Rows from a figure dataset
━━━━━━━━━━━━━━━━
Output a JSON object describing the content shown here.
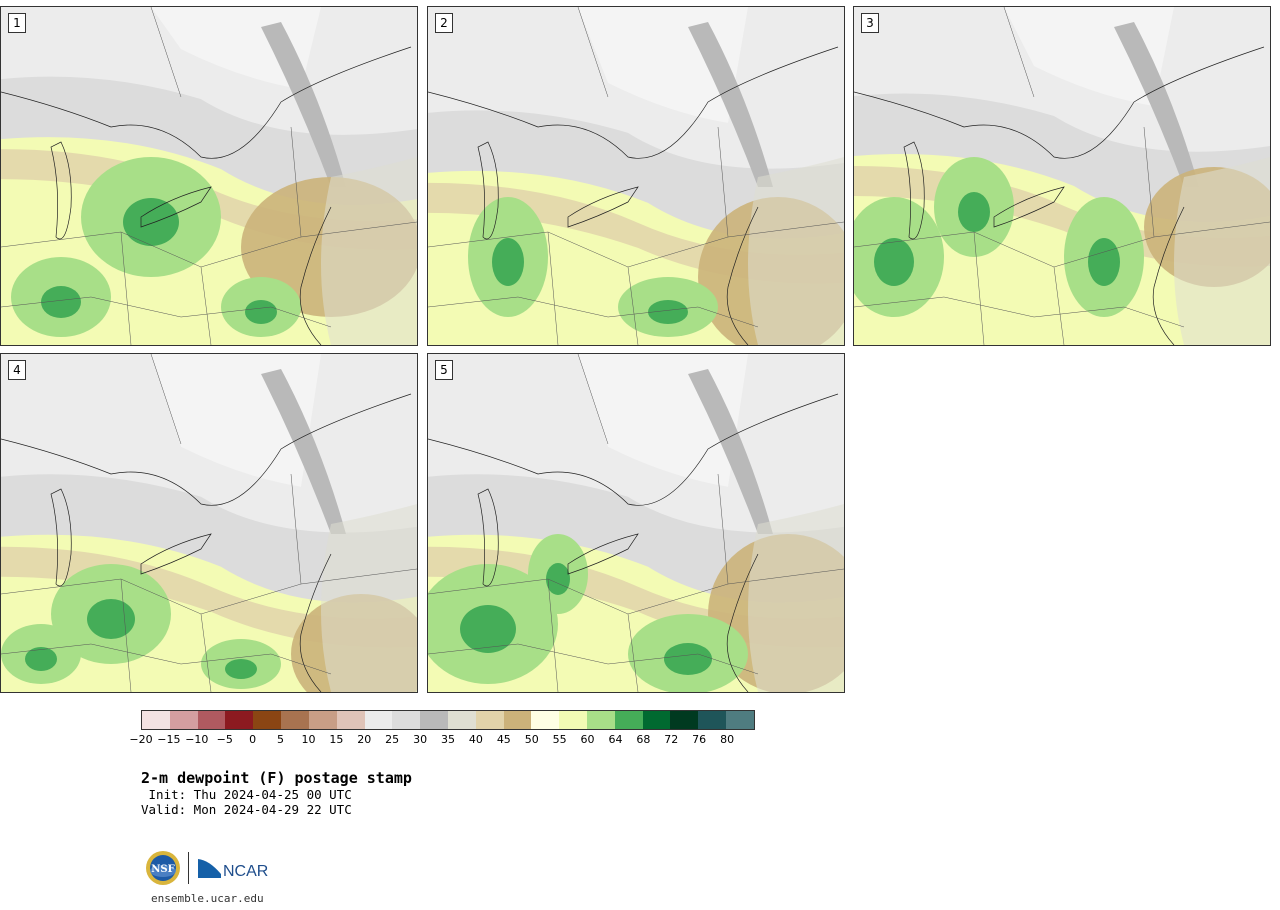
{
  "panels": [
    {
      "number": "1"
    },
    {
      "number": "2"
    },
    {
      "number": "3"
    },
    {
      "number": "4"
    },
    {
      "number": "5"
    }
  ],
  "legend": {
    "colors": [
      "#f3e3e3",
      "#d49ea0",
      "#b05a60",
      "#8c1a20",
      "#8b4513",
      "#a87350",
      "#c89e86",
      "#e0c4b8",
      "#ececec",
      "#dcdcdc",
      "#b9b9b9",
      "#dfdfd2",
      "#e1d3aa",
      "#cbb27a",
      "#ffffe4",
      "#f3fbb4",
      "#a8df88",
      "#45ad58",
      "#006a30",
      "#003a20",
      "#1f5559",
      "#4f7c80"
    ],
    "ticks": [
      "−20",
      "−15",
      "−10",
      "−5",
      "0",
      "5",
      "10",
      "15",
      "20",
      "25",
      "30",
      "35",
      "40",
      "45",
      "50",
      "55",
      "60",
      "64",
      "68",
      "72",
      "76",
      "80"
    ]
  },
  "title": "2-m dewpoint (F) postage stamp",
  "init_line": " Init: Thu 2024-04-25 00 UTC",
  "valid_line": "Valid: Mon 2024-04-29 22 UTC",
  "logos": {
    "nsf": "NSF",
    "ncar": "NCAR"
  },
  "website": "ensemble.ucar.edu"
}
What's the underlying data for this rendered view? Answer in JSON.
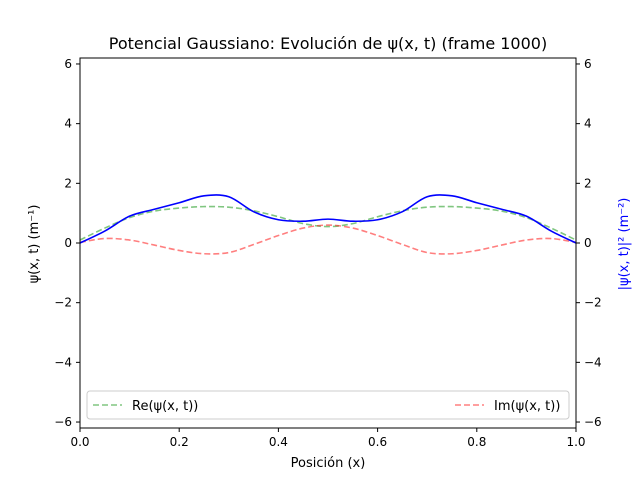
{
  "chart_data": {
    "type": "line",
    "title": "Potencial Gaussiano: Evolución de ψ(x, t) (frame 1000)",
    "xlabel": "Posición (x)",
    "ylabel_left": "ψ(x, t) (m⁻¹)",
    "ylabel_right": "|ψ(x, t)|² (m⁻²)",
    "xlim": [
      0,
      1
    ],
    "ylim": [
      -6.2,
      6.2
    ],
    "x_ticks": [
      "0.0",
      "0.2",
      "0.4",
      "0.6",
      "0.8",
      "1.0"
    ],
    "x_tick_values": [
      0,
      0.2,
      0.4,
      0.6,
      0.8,
      1.0
    ],
    "y_ticks": [
      "−6",
      "−4",
      "−2",
      "0",
      "2",
      "4",
      "6"
    ],
    "y_tick_values": [
      -6,
      -4,
      -2,
      0,
      2,
      4,
      6
    ],
    "legend": {
      "re_label": "Re(ψ(x, t))",
      "im_label": "Im(ψ(x, t))",
      "placement": "bottom"
    },
    "x": [
      0,
      0.05,
      0.1,
      0.15,
      0.2,
      0.25,
      0.3,
      0.35,
      0.4,
      0.45,
      0.5,
      0.55,
      0.6,
      0.65,
      0.7,
      0.75,
      0.8,
      0.85,
      0.9,
      0.95,
      1.0
    ],
    "series": [
      {
        "name": "Re(ψ(x, t))",
        "color": "#2ca02c",
        "style": "dashed",
        "values": [
          0.1,
          0.5,
          0.85,
          1.07,
          1.17,
          1.22,
          1.2,
          1.08,
          0.88,
          0.65,
          0.55,
          0.65,
          0.88,
          1.08,
          1.2,
          1.22,
          1.17,
          1.07,
          0.85,
          0.5,
          0.1
        ]
      },
      {
        "name": "Im(ψ(x, t))",
        "color": "#ff0000",
        "style": "dashed",
        "values": [
          0.02,
          0.15,
          0.1,
          -0.07,
          -0.25,
          -0.36,
          -0.32,
          -0.05,
          0.25,
          0.5,
          0.6,
          0.5,
          0.25,
          -0.05,
          -0.32,
          -0.36,
          -0.25,
          -0.07,
          0.1,
          0.15,
          0.02
        ]
      },
      {
        "name": "|ψ(x, t)|²",
        "color": "#0000ff",
        "style": "solid",
        "values": [
          0,
          0.4,
          0.9,
          1.13,
          1.35,
          1.58,
          1.55,
          1.05,
          0.78,
          0.73,
          0.8,
          0.73,
          0.78,
          1.05,
          1.55,
          1.58,
          1.35,
          1.13,
          0.9,
          0.4,
          0
        ]
      }
    ]
  }
}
━━━━━━━━━━━━━━━━
Goal:
Restate every record exactly, please; do not copy the pictures.

Solution:
Output a JSON object describing the content shown here.
{
  "panels": [
    {
      "number": "1"
    },
    {
      "number": "2"
    },
    {
      "number": "3"
    },
    {
      "number": "4"
    },
    {
      "number": "5"
    }
  ],
  "legend": {
    "colors": [
      "#f3e3e3",
      "#d49ea0",
      "#b05a60",
      "#8c1a20",
      "#8b4513",
      "#a87350",
      "#c89e86",
      "#e0c4b8",
      "#ececec",
      "#dcdcdc",
      "#b9b9b9",
      "#dfdfd2",
      "#e1d3aa",
      "#cbb27a",
      "#ffffe4",
      "#f3fbb4",
      "#a8df88",
      "#45ad58",
      "#006a30",
      "#003a20",
      "#1f5559",
      "#4f7c80"
    ],
    "ticks": [
      "−20",
      "−15",
      "−10",
      "−5",
      "0",
      "5",
      "10",
      "15",
      "20",
      "25",
      "30",
      "35",
      "40",
      "45",
      "50",
      "55",
      "60",
      "64",
      "68",
      "72",
      "76",
      "80"
    ]
  },
  "title": "2-m dewpoint (F) postage stamp",
  "init_line": " Init: Thu 2024-04-25 00 UTC",
  "valid_line": "Valid: Mon 2024-04-29 22 UTC",
  "logos": {
    "nsf": "NSF",
    "ncar": "NCAR"
  },
  "website": "ensemble.ucar.edu"
}
What's the underlying data for this rendered view? Answer in JSON.
{
  "chart_data": {
    "type": "line",
    "title": "Potencial Gaussiano: Evolución de ψ(x, t) (frame 1000)",
    "xlabel": "Posición (x)",
    "ylabel_left": "ψ(x, t) (m⁻¹)",
    "ylabel_right": "|ψ(x, t)|² (m⁻²)",
    "xlim": [
      0,
      1
    ],
    "ylim": [
      -6.2,
      6.2
    ],
    "x_ticks": [
      "0.0",
      "0.2",
      "0.4",
      "0.6",
      "0.8",
      "1.0"
    ],
    "x_tick_values": [
      0,
      0.2,
      0.4,
      0.6,
      0.8,
      1.0
    ],
    "y_ticks": [
      "−6",
      "−4",
      "−2",
      "0",
      "2",
      "4",
      "6"
    ],
    "y_tick_values": [
      -6,
      -4,
      -2,
      0,
      2,
      4,
      6
    ],
    "legend": {
      "re_label": "Re(ψ(x, t))",
      "im_label": "Im(ψ(x, t))",
      "placement": "bottom"
    },
    "x": [
      0,
      0.05,
      0.1,
      0.15,
      0.2,
      0.25,
      0.3,
      0.35,
      0.4,
      0.45,
      0.5,
      0.55,
      0.6,
      0.65,
      0.7,
      0.75,
      0.8,
      0.85,
      0.9,
      0.95,
      1.0
    ],
    "series": [
      {
        "name": "Re(ψ(x, t))",
        "color": "#2ca02c",
        "style": "dashed",
        "values": [
          0.1,
          0.5,
          0.85,
          1.07,
          1.17,
          1.22,
          1.2,
          1.08,
          0.88,
          0.65,
          0.55,
          0.65,
          0.88,
          1.08,
          1.2,
          1.22,
          1.17,
          1.07,
          0.85,
          0.5,
          0.1
        ]
      },
      {
        "name": "Im(ψ(x, t))",
        "color": "#ff0000",
        "style": "dashed",
        "values": [
          0.02,
          0.15,
          0.1,
          -0.07,
          -0.25,
          -0.36,
          -0.32,
          -0.05,
          0.25,
          0.5,
          0.6,
          0.5,
          0.25,
          -0.05,
          -0.32,
          -0.36,
          -0.25,
          -0.07,
          0.1,
          0.15,
          0.02
        ]
      },
      {
        "name": "|ψ(x, t)|²",
        "color": "#0000ff",
        "style": "solid",
        "values": [
          0,
          0.4,
          0.9,
          1.13,
          1.35,
          1.58,
          1.55,
          1.05,
          0.78,
          0.73,
          0.8,
          0.73,
          0.78,
          1.05,
          1.55,
          1.58,
          1.35,
          1.13,
          0.9,
          0.4,
          0
        ]
      }
    ]
  }
}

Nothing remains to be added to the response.